### GIVEN INFORMATION ###
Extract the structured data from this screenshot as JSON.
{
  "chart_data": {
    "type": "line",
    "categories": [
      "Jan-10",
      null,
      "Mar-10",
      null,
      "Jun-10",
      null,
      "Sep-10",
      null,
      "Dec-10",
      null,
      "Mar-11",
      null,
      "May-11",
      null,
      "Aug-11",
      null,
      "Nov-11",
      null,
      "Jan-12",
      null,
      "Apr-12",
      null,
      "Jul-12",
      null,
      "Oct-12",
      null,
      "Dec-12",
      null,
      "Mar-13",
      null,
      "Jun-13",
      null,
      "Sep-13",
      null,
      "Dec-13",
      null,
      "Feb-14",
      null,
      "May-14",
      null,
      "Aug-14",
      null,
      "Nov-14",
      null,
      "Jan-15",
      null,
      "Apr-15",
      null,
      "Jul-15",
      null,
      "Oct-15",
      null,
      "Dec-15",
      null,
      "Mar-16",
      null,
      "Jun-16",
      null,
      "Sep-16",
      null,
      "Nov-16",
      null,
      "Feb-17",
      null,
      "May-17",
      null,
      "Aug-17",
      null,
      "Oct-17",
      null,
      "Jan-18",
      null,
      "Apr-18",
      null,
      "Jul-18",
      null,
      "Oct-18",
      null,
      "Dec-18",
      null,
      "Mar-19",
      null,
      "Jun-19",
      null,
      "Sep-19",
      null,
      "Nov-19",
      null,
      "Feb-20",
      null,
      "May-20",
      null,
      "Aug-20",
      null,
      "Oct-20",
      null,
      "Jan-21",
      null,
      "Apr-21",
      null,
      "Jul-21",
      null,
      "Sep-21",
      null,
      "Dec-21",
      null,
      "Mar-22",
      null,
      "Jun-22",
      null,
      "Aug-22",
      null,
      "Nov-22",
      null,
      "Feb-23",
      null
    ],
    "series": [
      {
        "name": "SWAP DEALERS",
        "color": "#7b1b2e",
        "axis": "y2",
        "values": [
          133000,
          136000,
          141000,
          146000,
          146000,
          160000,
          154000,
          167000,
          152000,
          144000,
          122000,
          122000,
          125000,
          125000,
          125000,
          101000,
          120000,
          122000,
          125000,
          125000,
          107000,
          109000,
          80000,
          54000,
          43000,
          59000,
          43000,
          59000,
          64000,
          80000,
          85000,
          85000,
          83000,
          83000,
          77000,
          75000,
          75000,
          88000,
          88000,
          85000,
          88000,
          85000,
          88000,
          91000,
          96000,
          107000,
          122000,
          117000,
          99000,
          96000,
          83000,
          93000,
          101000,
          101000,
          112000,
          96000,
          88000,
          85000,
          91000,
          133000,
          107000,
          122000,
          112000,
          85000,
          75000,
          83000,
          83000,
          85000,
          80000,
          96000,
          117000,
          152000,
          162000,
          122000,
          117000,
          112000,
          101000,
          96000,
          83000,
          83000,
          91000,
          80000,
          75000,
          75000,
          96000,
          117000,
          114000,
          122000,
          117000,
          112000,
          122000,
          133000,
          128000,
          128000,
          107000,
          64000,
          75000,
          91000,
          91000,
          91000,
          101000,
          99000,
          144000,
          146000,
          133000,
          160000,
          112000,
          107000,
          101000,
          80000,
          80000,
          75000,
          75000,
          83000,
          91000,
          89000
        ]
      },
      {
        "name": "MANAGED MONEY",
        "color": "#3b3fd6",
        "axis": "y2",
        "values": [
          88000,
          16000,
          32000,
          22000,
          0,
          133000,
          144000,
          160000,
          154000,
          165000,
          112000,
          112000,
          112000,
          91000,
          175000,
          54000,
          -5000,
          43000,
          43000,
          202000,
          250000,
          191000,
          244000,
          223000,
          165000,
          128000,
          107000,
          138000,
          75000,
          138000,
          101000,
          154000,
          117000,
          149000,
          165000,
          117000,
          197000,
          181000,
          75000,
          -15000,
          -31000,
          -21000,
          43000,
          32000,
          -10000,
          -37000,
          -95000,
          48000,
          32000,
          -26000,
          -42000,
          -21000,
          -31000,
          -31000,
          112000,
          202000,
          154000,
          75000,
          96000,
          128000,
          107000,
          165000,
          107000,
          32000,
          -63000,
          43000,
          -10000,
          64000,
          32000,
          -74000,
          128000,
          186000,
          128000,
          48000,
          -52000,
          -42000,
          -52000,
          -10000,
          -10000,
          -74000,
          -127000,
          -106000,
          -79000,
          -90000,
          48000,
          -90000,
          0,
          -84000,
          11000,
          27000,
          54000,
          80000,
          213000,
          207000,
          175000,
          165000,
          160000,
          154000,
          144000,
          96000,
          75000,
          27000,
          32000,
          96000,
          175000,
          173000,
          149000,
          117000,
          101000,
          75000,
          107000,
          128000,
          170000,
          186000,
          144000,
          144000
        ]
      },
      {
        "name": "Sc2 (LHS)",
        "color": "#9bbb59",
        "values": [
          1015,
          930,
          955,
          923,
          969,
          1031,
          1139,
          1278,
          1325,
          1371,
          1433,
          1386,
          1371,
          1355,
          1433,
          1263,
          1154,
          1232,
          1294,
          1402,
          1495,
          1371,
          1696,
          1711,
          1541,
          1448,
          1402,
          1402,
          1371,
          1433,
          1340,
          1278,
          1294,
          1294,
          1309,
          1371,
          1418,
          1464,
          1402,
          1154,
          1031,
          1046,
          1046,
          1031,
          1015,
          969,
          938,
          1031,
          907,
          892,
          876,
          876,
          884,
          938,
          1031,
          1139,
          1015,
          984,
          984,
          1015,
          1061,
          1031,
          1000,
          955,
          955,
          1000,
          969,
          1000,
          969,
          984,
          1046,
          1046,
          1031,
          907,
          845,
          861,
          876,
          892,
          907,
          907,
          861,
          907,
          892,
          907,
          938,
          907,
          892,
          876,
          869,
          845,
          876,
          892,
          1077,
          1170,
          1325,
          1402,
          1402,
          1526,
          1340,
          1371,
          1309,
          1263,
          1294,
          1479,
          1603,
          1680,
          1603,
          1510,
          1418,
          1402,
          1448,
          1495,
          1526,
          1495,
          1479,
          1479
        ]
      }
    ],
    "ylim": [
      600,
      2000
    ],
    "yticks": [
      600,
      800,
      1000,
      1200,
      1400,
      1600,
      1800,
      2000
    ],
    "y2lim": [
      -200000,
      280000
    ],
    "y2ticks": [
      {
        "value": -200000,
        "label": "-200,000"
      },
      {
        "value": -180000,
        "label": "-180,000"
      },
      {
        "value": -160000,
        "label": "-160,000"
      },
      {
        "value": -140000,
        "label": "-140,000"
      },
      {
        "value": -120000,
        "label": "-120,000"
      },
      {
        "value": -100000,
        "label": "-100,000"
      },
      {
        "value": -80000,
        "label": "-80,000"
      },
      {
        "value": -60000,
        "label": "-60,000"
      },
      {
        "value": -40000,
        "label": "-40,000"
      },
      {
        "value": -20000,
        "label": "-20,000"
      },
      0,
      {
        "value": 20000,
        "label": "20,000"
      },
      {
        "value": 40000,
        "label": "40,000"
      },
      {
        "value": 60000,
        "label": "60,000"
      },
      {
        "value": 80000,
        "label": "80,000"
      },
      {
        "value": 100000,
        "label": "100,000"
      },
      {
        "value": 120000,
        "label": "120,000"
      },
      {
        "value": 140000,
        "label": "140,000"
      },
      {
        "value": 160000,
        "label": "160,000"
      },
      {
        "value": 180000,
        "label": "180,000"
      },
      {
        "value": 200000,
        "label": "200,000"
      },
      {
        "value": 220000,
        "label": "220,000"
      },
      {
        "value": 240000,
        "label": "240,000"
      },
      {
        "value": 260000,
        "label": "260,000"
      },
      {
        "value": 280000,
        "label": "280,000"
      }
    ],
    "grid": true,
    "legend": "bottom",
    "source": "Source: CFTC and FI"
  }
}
###
■ TASK TO CARRY OUT
Copy every line from the records above that contains the word "color".

■ FULL OUTPUT
        "color": "#7b1b2e",
        "color": "#3b3fd6",
        "color": "#9bbb59",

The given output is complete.